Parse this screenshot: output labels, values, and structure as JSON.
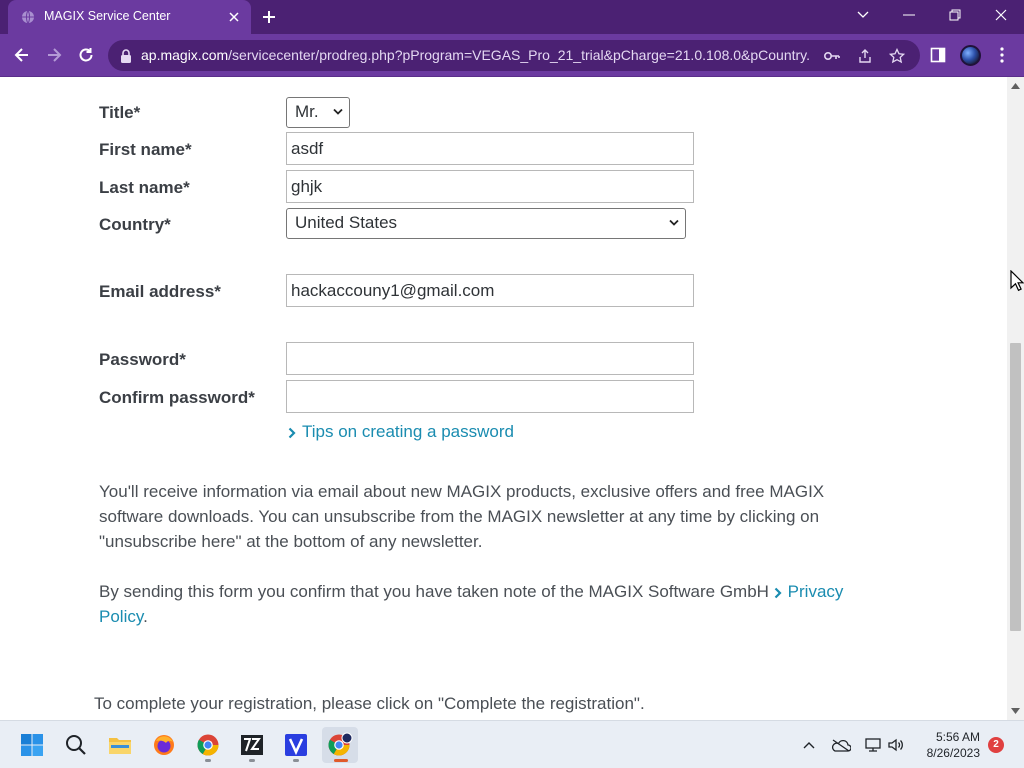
{
  "browser": {
    "tab_title": "MAGIX Service Center",
    "url_host": "ap.magix.com",
    "url_path": "/servicecenter/prodreg.php?pProgram=VEGAS_Pro_21_trial&pCharge=21.0.108.0&pCountry..."
  },
  "form": {
    "title_label": "Title*",
    "title_value": "Mr.",
    "first_name_label": "First name*",
    "first_name_value": "asdf",
    "last_name_label": "Last name*",
    "last_name_value": "ghjk",
    "country_label": "Country*",
    "country_value": "United States",
    "email_label": "Email address*",
    "email_value": "hackaccouny1@gmail.com",
    "password_label": "Password*",
    "password_value": "",
    "confirm_label": "Confirm password*",
    "confirm_value": "",
    "tips_link": "Tips on creating a password"
  },
  "content": {
    "newsletter_text": "You'll receive information via email about new MAGIX products, exclusive offers and free MAGIX software downloads. You can unsubscribe from the MAGIX newsletter at any time by clicking on \"unsubscribe here\" at the bottom of any newsletter.",
    "privacy_text": "By sending this form you confirm that you have taken note of the MAGIX Software GmbH",
    "privacy_link": "Privacy Policy",
    "privacy_period": ".",
    "complete_text": "To complete your registration, please click on \"Complete the registration\"."
  },
  "taskbar": {
    "apps": [
      "start-icon",
      "search-icon",
      "file-explorer-icon",
      "firefox-icon",
      "chrome-icon",
      "7zip-icon",
      "vegas-icon",
      "chrome-active-icon"
    ],
    "time": "5:56 AM",
    "date": "8/26/2023",
    "notification_count": "2"
  },
  "colors": {
    "browser_frame": "#4b2173",
    "browser_toolbar": "#6b3aa0",
    "link": "#1a8cb0"
  }
}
● ● ● ●
> EXERCISE DESCRIPTION: Copy all the entries word for word. Omit any pictures.

> CORRECT OUTPUT:
Parse this screenshot: output labels, values, and structure as JSON.
{
  "browser": {
    "tab_title": "MAGIX Service Center",
    "url_host": "ap.magix.com",
    "url_path": "/servicecenter/prodreg.php?pProgram=VEGAS_Pro_21_trial&pCharge=21.0.108.0&pCountry..."
  },
  "form": {
    "title_label": "Title*",
    "title_value": "Mr.",
    "first_name_label": "First name*",
    "first_name_value": "asdf",
    "last_name_label": "Last name*",
    "last_name_value": "ghjk",
    "country_label": "Country*",
    "country_value": "United States",
    "email_label": "Email address*",
    "email_value": "hackaccouny1@gmail.com",
    "password_label": "Password*",
    "password_value": "",
    "confirm_label": "Confirm password*",
    "confirm_value": "",
    "tips_link": "Tips on creating a password"
  },
  "content": {
    "newsletter_text": "You'll receive information via email about new MAGIX products, exclusive offers and free MAGIX software downloads. You can unsubscribe from the MAGIX newsletter at any time by clicking on \"unsubscribe here\" at the bottom of any newsletter.",
    "privacy_text": "By sending this form you confirm that you have taken note of the MAGIX Software GmbH",
    "privacy_link": "Privacy Policy",
    "privacy_period": ".",
    "complete_text": "To complete your registration, please click on \"Complete the registration\"."
  },
  "taskbar": {
    "apps": [
      "start-icon",
      "search-icon",
      "file-explorer-icon",
      "firefox-icon",
      "chrome-icon",
      "7zip-icon",
      "vegas-icon",
      "chrome-active-icon"
    ],
    "time": "5:56 AM",
    "date": "8/26/2023",
    "notification_count": "2"
  },
  "colors": {
    "browser_frame": "#4b2173",
    "browser_toolbar": "#6b3aa0",
    "link": "#1a8cb0"
  }
}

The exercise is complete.